— START Data for this task —

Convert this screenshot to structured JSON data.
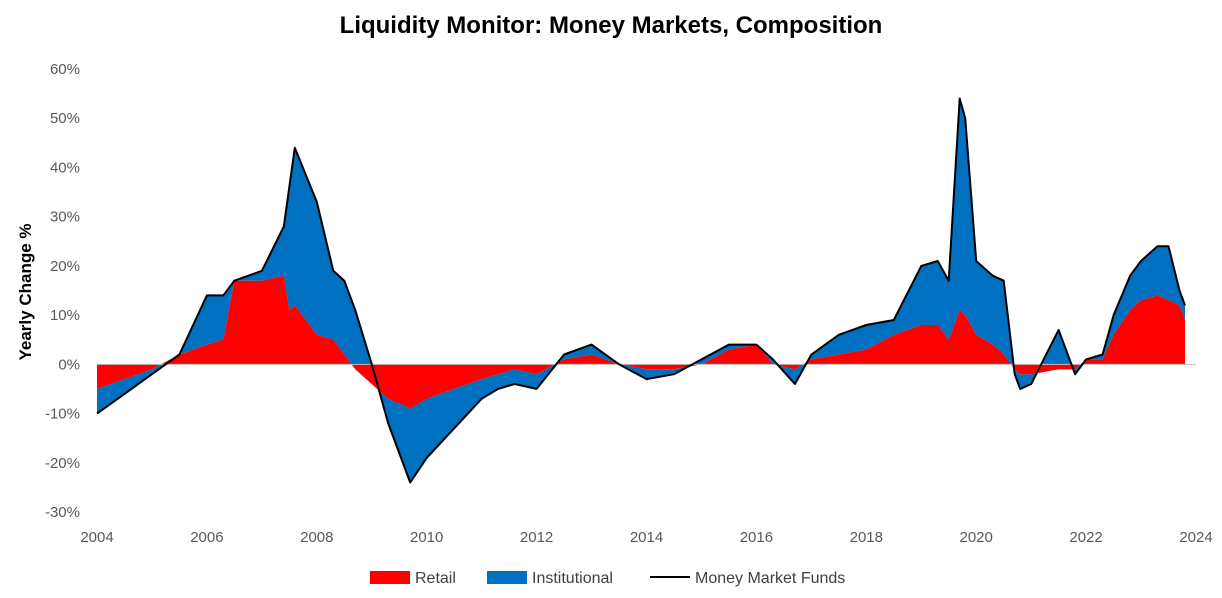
{
  "chart_data": {
    "type": "area",
    "title": "Liquidity Monitor: Money Markets, Composition",
    "ylabel": "Yearly Change %",
    "xlabel": "",
    "xlim": [
      2004,
      2024
    ],
    "ylim": [
      -30,
      60
    ],
    "xticks": [
      "2004",
      "2006",
      "2008",
      "2010",
      "2012",
      "2014",
      "2016",
      "2018",
      "2020",
      "2022",
      "2024"
    ],
    "yticks": [
      "60%",
      "50%",
      "40%",
      "30%",
      "20%",
      "10%",
      "0%",
      "-10%",
      "-20%",
      "-30%"
    ],
    "grid": false,
    "legend_position": "bottom",
    "colors": {
      "retail": "#ff0000",
      "institutional": "#0070c0",
      "total": "#000000"
    },
    "x": [
      2004.0,
      2004.5,
      2005.0,
      2005.5,
      2006.0,
      2006.3,
      2006.5,
      2007.0,
      2007.4,
      2007.5,
      2007.6,
      2008.0,
      2008.3,
      2008.5,
      2008.7,
      2009.0,
      2009.3,
      2009.7,
      2010.0,
      2010.5,
      2011.0,
      2011.3,
      2011.6,
      2012.0,
      2012.5,
      2013.0,
      2013.5,
      2014.0,
      2014.5,
      2015.0,
      2015.5,
      2016.0,
      2016.3,
      2016.7,
      2017.0,
      2017.5,
      2018.0,
      2018.5,
      2019.0,
      2019.3,
      2019.5,
      2019.7,
      2019.8,
      2020.0,
      2020.3,
      2020.5,
      2020.7,
      2020.8,
      2021.0,
      2021.5,
      2021.8,
      2022.0,
      2022.3,
      2022.5,
      2022.8,
      2023.0,
      2023.3,
      2023.5,
      2023.7,
      2023.8
    ],
    "series": [
      {
        "name": "Retail",
        "values": [
          -5,
          -3,
          -1,
          2,
          4,
          5,
          17,
          17,
          18,
          11,
          12,
          6,
          5,
          2,
          -1,
          -4,
          -7,
          -9,
          -7,
          -5,
          -3,
          -2,
          -1,
          -2,
          1,
          2,
          0,
          -1,
          -1,
          0,
          3,
          4,
          0,
          -1,
          1,
          2,
          3,
          6,
          8,
          8,
          5,
          11,
          10,
          6,
          4,
          2,
          -1,
          -2,
          -2,
          -1,
          -1,
          1,
          1,
          6,
          11,
          13,
          14,
          13,
          12,
          9
        ]
      },
      {
        "name": "Institutional",
        "values": [
          -5,
          -3,
          -1,
          0,
          10,
          9,
          0,
          2,
          10,
          25,
          32,
          27,
          14,
          15,
          12,
          4,
          -5,
          -15,
          -12,
          -8,
          -4,
          -3,
          -3,
          -3,
          1,
          2,
          0,
          -2,
          -1,
          1,
          1,
          0,
          1,
          -3,
          1,
          4,
          5,
          3,
          12,
          13,
          12,
          43,
          40,
          15,
          14,
          15,
          -1,
          -3,
          -2,
          8,
          -1,
          0,
          1,
          4,
          7,
          8,
          10,
          11,
          3,
          3
        ]
      },
      {
        "name": "Money Market Funds",
        "values": [
          -10,
          -6,
          -2,
          2,
          14,
          14,
          17,
          19,
          28,
          36,
          44,
          33,
          19,
          17,
          11,
          0,
          -12,
          -24,
          -19,
          -13,
          -7,
          -5,
          -4,
          -5,
          2,
          4,
          0,
          -3,
          -2,
          1,
          4,
          4,
          1,
          -4,
          2,
          6,
          8,
          9,
          20,
          21,
          17,
          54,
          50,
          21,
          18,
          17,
          -2,
          -5,
          -4,
          7,
          -2,
          1,
          2,
          10,
          18,
          21,
          24,
          24,
          15,
          12
        ]
      }
    ]
  }
}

— END Data for this task —

**What needs to be done**
Your copy of the data above should match it exactly, except that pictures are left out.

**Exercise answer**
Convert this screenshot to structured JSON data.
{
  "chart_data": {
    "type": "area",
    "title": "Liquidity Monitor: Money Markets, Composition",
    "ylabel": "Yearly Change %",
    "xlabel": "",
    "xlim": [
      2004,
      2024
    ],
    "ylim": [
      -30,
      60
    ],
    "xticks": [
      "2004",
      "2006",
      "2008",
      "2010",
      "2012",
      "2014",
      "2016",
      "2018",
      "2020",
      "2022",
      "2024"
    ],
    "yticks": [
      "60%",
      "50%",
      "40%",
      "30%",
      "20%",
      "10%",
      "0%",
      "-10%",
      "-20%",
      "-30%"
    ],
    "grid": false,
    "legend_position": "bottom",
    "colors": {
      "retail": "#ff0000",
      "institutional": "#0070c0",
      "total": "#000000"
    },
    "x": [
      2004.0,
      2004.5,
      2005.0,
      2005.5,
      2006.0,
      2006.3,
      2006.5,
      2007.0,
      2007.4,
      2007.5,
      2007.6,
      2008.0,
      2008.3,
      2008.5,
      2008.7,
      2009.0,
      2009.3,
      2009.7,
      2010.0,
      2010.5,
      2011.0,
      2011.3,
      2011.6,
      2012.0,
      2012.5,
      2013.0,
      2013.5,
      2014.0,
      2014.5,
      2015.0,
      2015.5,
      2016.0,
      2016.3,
      2016.7,
      2017.0,
      2017.5,
      2018.0,
      2018.5,
      2019.0,
      2019.3,
      2019.5,
      2019.7,
      2019.8,
      2020.0,
      2020.3,
      2020.5,
      2020.7,
      2020.8,
      2021.0,
      2021.5,
      2021.8,
      2022.0,
      2022.3,
      2022.5,
      2022.8,
      2023.0,
      2023.3,
      2023.5,
      2023.7,
      2023.8
    ],
    "series": [
      {
        "name": "Retail",
        "values": [
          -5,
          -3,
          -1,
          2,
          4,
          5,
          17,
          17,
          18,
          11,
          12,
          6,
          5,
          2,
          -1,
          -4,
          -7,
          -9,
          -7,
          -5,
          -3,
          -2,
          -1,
          -2,
          1,
          2,
          0,
          -1,
          -1,
          0,
          3,
          4,
          0,
          -1,
          1,
          2,
          3,
          6,
          8,
          8,
          5,
          11,
          10,
          6,
          4,
          2,
          -1,
          -2,
          -2,
          -1,
          -1,
          1,
          1,
          6,
          11,
          13,
          14,
          13,
          12,
          9
        ]
      },
      {
        "name": "Institutional",
        "values": [
          -5,
          -3,
          -1,
          0,
          10,
          9,
          0,
          2,
          10,
          25,
          32,
          27,
          14,
          15,
          12,
          4,
          -5,
          -15,
          -12,
          -8,
          -4,
          -3,
          -3,
          -3,
          1,
          2,
          0,
          -2,
          -1,
          1,
          1,
          0,
          1,
          -3,
          1,
          4,
          5,
          3,
          12,
          13,
          12,
          43,
          40,
          15,
          14,
          15,
          -1,
          -3,
          -2,
          8,
          -1,
          0,
          1,
          4,
          7,
          8,
          10,
          11,
          3,
          3
        ]
      },
      {
        "name": "Money Market Funds",
        "values": [
          -10,
          -6,
          -2,
          2,
          14,
          14,
          17,
          19,
          28,
          36,
          44,
          33,
          19,
          17,
          11,
          0,
          -12,
          -24,
          -19,
          -13,
          -7,
          -5,
          -4,
          -5,
          2,
          4,
          0,
          -3,
          -2,
          1,
          4,
          4,
          1,
          -4,
          2,
          6,
          8,
          9,
          20,
          21,
          17,
          54,
          50,
          21,
          18,
          17,
          -2,
          -5,
          -4,
          7,
          -2,
          1,
          2,
          10,
          18,
          21,
          24,
          24,
          15,
          12
        ]
      }
    ]
  }
}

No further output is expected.